— Brief —
For each line below that includes the word "convert", make a copy.

— Entries provided —
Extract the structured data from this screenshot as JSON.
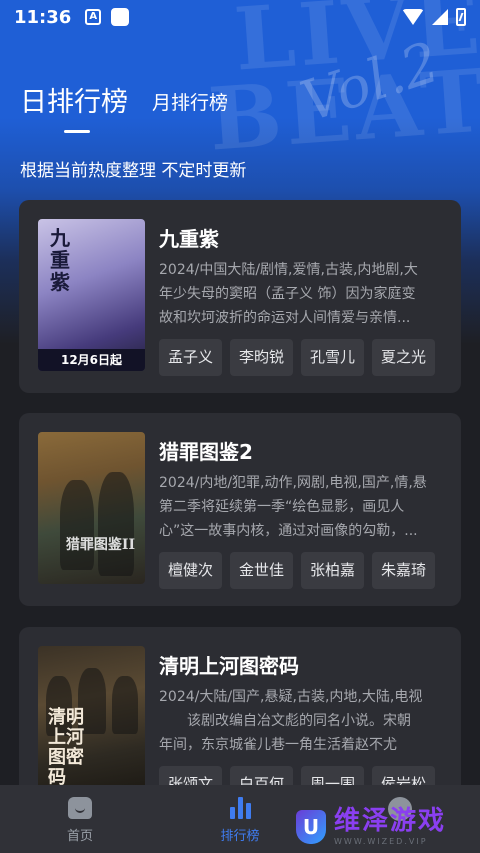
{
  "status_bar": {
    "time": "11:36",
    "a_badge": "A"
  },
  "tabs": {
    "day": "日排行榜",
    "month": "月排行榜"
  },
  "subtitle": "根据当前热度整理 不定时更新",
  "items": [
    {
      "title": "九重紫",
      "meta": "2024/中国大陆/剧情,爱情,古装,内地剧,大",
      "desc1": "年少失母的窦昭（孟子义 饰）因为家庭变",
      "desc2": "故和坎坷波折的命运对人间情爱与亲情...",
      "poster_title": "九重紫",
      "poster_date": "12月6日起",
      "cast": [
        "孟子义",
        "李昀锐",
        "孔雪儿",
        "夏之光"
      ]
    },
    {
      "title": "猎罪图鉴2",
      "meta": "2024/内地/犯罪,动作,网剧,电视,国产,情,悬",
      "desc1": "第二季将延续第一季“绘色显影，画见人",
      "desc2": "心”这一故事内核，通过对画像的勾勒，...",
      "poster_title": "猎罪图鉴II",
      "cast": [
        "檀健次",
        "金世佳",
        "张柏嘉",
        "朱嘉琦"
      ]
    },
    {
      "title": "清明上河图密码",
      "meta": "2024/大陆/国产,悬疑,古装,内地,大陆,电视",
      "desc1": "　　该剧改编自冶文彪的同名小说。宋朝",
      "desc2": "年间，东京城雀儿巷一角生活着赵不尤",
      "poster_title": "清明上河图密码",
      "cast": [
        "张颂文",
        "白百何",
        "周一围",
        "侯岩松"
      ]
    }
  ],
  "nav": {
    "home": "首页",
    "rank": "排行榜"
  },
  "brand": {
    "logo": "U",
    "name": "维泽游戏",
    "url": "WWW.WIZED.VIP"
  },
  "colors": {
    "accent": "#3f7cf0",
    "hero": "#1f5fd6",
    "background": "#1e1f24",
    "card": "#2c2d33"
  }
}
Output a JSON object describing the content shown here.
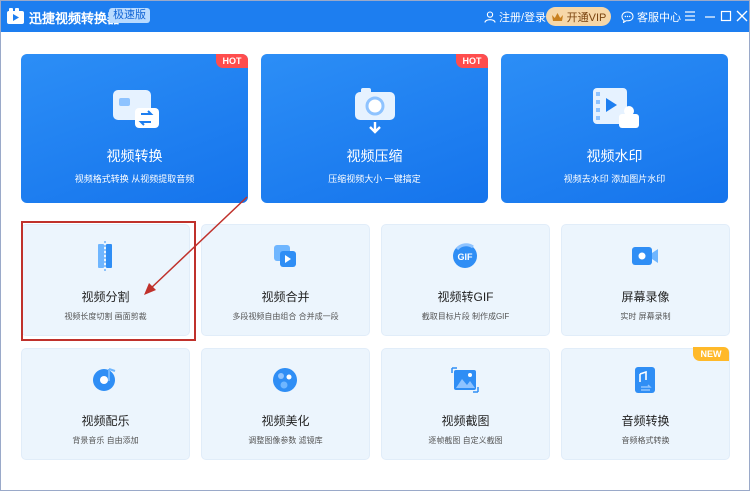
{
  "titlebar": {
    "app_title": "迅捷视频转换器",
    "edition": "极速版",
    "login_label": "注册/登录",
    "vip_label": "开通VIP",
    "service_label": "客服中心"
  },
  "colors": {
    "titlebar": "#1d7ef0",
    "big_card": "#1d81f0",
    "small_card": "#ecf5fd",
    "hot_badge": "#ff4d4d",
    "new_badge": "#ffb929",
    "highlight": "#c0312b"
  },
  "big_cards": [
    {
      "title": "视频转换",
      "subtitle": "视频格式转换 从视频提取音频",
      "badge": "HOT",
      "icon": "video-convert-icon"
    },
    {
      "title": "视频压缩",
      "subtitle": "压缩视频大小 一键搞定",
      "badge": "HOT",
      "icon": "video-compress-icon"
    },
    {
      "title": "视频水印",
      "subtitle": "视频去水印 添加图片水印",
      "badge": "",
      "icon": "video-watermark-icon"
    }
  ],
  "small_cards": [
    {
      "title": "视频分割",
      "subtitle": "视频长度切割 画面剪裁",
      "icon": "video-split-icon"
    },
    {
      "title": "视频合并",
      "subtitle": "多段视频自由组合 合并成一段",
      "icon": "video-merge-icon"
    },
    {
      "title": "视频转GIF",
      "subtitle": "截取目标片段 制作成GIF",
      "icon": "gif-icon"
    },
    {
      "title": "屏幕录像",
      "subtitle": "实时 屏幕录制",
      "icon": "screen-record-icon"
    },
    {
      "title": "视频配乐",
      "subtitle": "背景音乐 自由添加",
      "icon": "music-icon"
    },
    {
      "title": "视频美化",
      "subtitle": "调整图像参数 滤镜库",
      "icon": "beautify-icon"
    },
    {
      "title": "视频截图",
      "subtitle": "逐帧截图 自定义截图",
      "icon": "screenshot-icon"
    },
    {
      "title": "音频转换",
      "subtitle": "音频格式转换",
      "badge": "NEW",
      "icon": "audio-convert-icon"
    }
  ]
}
--
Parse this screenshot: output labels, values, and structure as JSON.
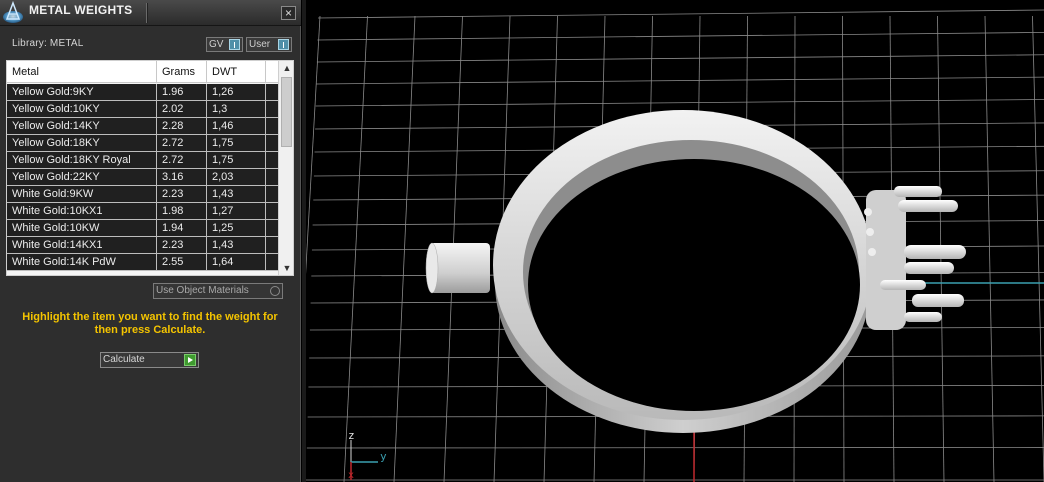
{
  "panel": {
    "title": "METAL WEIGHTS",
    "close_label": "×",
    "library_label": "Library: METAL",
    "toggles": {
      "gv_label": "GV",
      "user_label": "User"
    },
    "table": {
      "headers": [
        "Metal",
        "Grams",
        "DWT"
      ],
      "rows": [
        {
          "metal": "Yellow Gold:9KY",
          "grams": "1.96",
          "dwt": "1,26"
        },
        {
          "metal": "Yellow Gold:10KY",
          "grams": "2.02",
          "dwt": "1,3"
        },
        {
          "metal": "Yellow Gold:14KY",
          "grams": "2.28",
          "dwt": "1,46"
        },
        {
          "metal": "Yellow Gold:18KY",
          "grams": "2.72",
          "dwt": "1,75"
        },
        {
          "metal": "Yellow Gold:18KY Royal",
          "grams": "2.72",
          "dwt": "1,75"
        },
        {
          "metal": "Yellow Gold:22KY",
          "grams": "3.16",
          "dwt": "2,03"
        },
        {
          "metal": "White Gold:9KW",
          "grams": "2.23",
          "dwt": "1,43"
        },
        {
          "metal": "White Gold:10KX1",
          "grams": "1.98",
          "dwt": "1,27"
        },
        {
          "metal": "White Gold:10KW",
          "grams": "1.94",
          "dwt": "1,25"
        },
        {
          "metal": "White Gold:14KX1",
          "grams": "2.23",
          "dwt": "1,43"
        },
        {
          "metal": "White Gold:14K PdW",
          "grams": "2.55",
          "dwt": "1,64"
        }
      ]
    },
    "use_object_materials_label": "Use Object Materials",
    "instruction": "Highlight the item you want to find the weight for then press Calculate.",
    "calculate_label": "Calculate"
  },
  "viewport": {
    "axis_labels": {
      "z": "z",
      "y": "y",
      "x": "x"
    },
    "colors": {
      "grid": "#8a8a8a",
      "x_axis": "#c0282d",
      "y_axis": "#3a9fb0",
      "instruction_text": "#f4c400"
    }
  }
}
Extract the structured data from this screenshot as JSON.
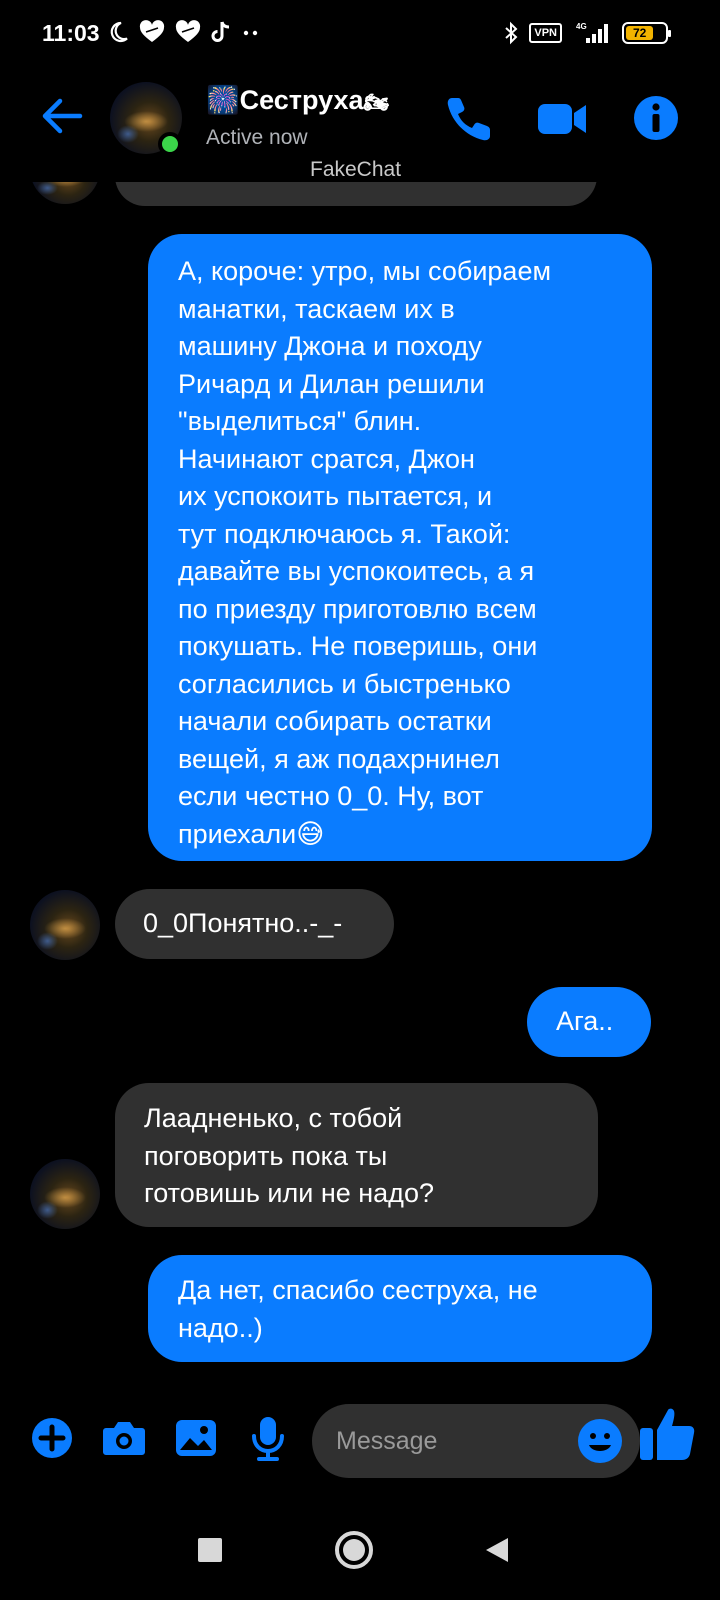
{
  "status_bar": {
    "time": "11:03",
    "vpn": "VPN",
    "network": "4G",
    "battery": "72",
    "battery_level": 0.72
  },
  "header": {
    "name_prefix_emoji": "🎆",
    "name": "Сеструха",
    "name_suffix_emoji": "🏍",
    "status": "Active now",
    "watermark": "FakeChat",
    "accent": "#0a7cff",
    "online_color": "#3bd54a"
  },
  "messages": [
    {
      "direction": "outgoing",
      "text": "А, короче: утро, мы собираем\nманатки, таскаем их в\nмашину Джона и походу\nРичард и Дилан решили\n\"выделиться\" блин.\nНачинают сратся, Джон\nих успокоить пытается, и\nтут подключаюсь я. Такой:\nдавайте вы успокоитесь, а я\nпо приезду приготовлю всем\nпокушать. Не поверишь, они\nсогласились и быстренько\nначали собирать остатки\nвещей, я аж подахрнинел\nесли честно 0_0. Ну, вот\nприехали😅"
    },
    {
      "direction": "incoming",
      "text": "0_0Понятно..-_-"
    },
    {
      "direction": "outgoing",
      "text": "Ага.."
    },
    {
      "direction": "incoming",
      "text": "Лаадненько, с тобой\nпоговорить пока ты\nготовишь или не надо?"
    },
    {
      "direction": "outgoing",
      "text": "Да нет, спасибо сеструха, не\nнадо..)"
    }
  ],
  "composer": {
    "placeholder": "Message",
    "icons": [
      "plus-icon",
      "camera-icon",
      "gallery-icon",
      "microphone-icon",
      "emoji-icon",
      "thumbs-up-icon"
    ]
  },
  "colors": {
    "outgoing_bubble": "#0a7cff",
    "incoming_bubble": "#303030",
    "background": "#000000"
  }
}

— Solution to this problem —
      "icon": "video-convert-icon"
      "icon": "audio-convert-icon"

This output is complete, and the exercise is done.